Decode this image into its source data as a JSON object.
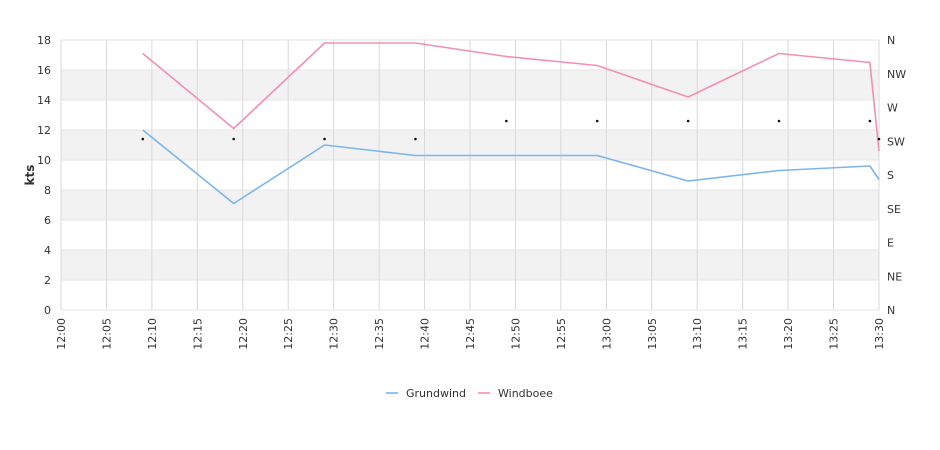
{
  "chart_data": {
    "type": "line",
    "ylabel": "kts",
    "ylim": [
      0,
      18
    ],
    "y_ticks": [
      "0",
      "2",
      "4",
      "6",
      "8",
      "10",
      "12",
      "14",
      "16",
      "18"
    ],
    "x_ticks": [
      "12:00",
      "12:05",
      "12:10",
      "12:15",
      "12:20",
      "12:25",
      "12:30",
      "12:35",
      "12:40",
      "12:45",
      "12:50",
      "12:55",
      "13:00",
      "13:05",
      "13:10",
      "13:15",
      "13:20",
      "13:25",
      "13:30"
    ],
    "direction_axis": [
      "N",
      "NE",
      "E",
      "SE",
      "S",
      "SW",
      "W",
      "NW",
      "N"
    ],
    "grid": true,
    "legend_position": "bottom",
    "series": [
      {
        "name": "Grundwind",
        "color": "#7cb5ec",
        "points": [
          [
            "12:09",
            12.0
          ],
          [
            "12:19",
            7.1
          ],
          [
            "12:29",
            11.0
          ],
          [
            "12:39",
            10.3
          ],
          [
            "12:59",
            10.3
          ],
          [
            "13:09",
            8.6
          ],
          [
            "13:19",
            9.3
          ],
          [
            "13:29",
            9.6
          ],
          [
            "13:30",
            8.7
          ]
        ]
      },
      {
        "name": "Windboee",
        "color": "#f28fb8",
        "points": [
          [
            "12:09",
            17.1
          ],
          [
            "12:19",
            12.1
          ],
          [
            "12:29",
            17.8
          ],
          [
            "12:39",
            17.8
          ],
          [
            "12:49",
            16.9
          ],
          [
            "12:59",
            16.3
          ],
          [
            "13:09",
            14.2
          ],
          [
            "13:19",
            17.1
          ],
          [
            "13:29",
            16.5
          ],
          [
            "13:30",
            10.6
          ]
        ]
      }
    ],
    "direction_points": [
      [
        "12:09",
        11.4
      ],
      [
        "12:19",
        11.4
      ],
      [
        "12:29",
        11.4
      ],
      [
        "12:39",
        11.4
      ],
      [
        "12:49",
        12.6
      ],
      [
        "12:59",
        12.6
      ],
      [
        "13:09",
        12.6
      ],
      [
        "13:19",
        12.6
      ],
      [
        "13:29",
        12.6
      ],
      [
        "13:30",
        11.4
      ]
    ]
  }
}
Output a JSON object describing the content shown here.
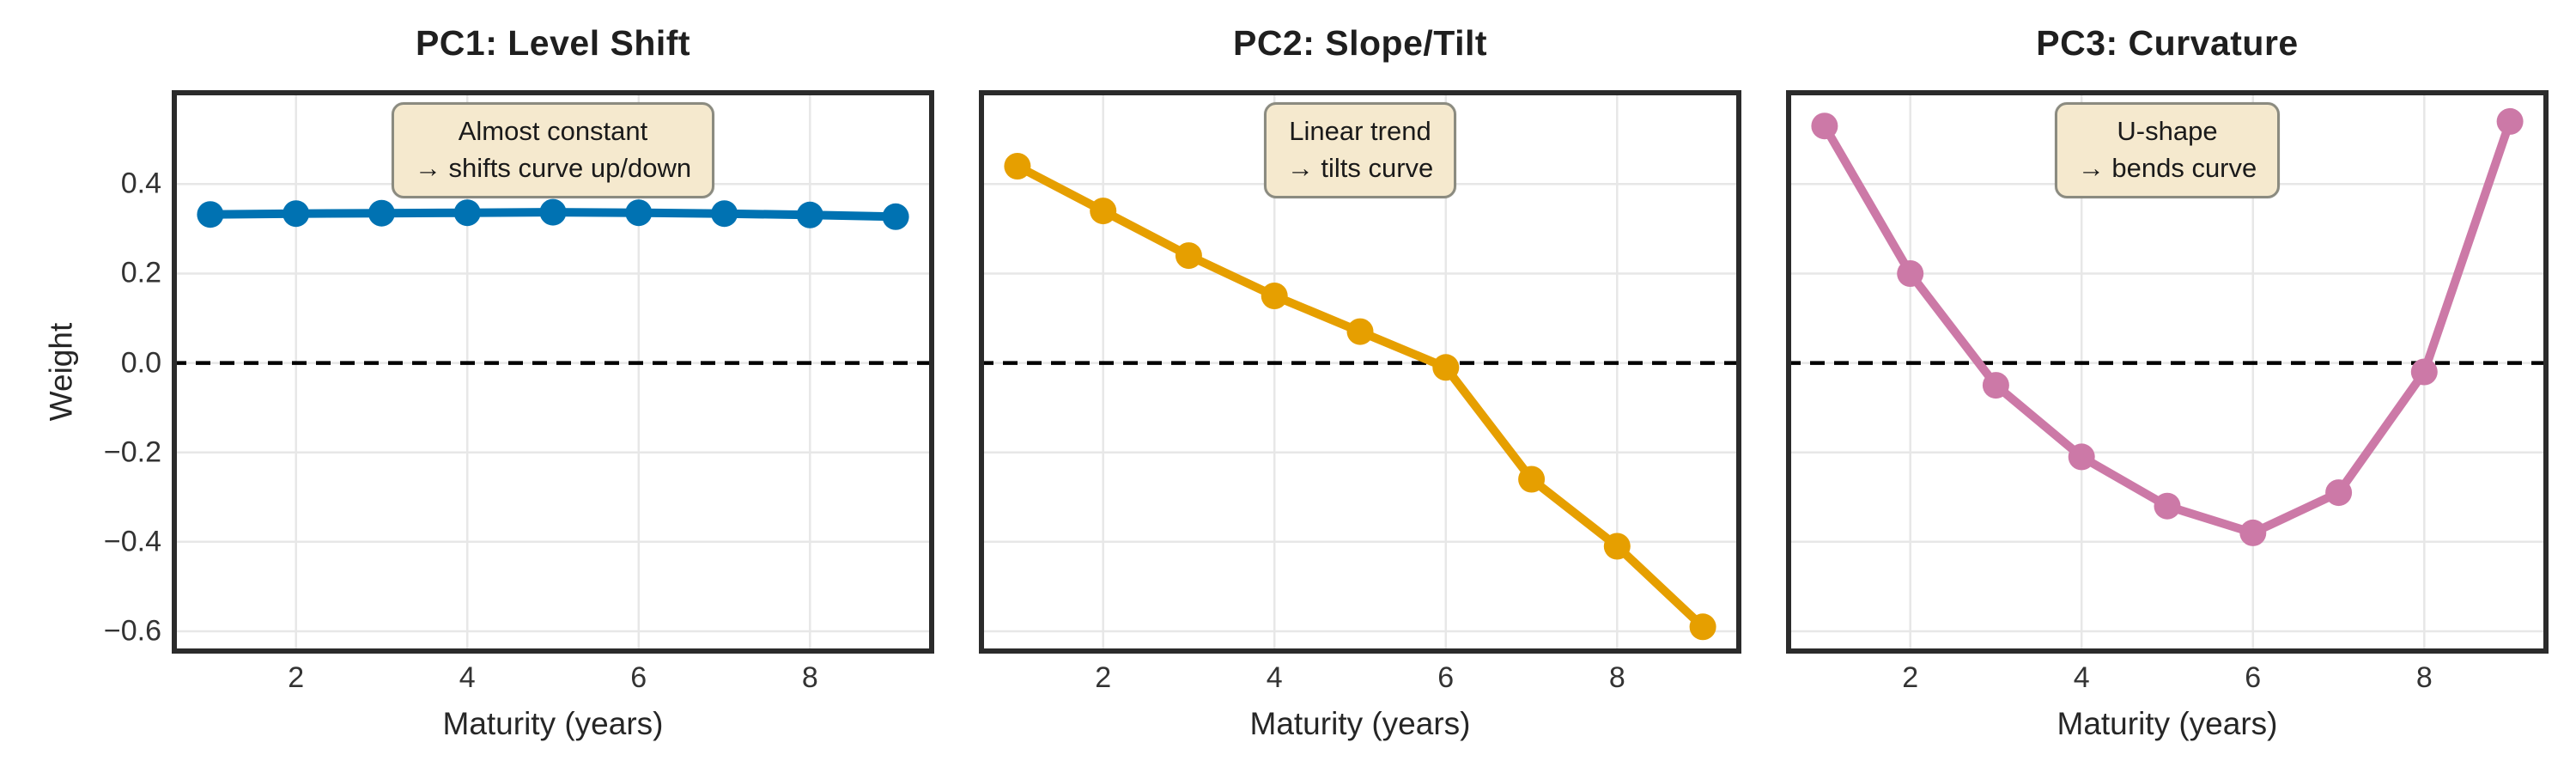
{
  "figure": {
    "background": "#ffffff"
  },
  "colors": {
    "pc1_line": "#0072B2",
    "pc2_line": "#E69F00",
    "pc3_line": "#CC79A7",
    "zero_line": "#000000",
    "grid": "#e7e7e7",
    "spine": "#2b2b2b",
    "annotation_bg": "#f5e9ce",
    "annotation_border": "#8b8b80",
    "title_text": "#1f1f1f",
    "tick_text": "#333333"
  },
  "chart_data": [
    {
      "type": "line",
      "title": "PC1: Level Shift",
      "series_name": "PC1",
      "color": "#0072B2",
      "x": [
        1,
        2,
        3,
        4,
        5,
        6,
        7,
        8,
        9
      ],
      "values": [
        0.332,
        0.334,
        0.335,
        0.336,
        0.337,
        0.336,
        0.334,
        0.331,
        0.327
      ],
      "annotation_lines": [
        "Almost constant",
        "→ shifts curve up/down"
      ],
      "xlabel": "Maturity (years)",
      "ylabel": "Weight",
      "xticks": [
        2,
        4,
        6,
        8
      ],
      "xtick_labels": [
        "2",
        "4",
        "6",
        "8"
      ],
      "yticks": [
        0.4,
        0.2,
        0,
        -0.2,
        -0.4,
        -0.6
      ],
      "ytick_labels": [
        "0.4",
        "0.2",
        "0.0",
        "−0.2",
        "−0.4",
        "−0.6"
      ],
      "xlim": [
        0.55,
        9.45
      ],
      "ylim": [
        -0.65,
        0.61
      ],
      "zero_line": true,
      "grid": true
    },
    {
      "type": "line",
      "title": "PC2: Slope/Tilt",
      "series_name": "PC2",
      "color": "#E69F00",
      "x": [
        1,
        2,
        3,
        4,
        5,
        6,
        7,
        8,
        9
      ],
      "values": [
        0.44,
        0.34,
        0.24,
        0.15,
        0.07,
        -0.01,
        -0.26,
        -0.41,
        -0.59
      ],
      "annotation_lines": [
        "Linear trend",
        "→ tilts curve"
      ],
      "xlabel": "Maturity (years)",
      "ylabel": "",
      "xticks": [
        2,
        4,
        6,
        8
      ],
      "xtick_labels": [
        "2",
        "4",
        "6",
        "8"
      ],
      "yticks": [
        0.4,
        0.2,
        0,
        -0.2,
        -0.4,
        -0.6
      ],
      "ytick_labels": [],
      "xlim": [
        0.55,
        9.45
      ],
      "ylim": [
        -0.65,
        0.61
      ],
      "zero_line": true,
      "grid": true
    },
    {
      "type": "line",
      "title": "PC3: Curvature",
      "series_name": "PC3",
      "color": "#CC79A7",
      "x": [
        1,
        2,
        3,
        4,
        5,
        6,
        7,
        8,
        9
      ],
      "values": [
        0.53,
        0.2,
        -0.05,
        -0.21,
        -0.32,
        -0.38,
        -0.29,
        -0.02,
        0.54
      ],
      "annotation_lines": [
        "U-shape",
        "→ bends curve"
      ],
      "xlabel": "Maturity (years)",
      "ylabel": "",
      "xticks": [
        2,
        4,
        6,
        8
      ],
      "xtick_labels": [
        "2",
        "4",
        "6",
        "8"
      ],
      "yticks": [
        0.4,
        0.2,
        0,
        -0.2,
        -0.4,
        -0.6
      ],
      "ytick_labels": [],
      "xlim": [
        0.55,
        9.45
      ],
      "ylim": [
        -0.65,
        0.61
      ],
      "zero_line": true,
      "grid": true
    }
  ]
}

▶ What you need to do
Search the records for the string "curve" and return every line in which it occurs.

▶ Correct output
        "→ shifts curve up/down"
        "→ tilts curve"
        "→ bends curve"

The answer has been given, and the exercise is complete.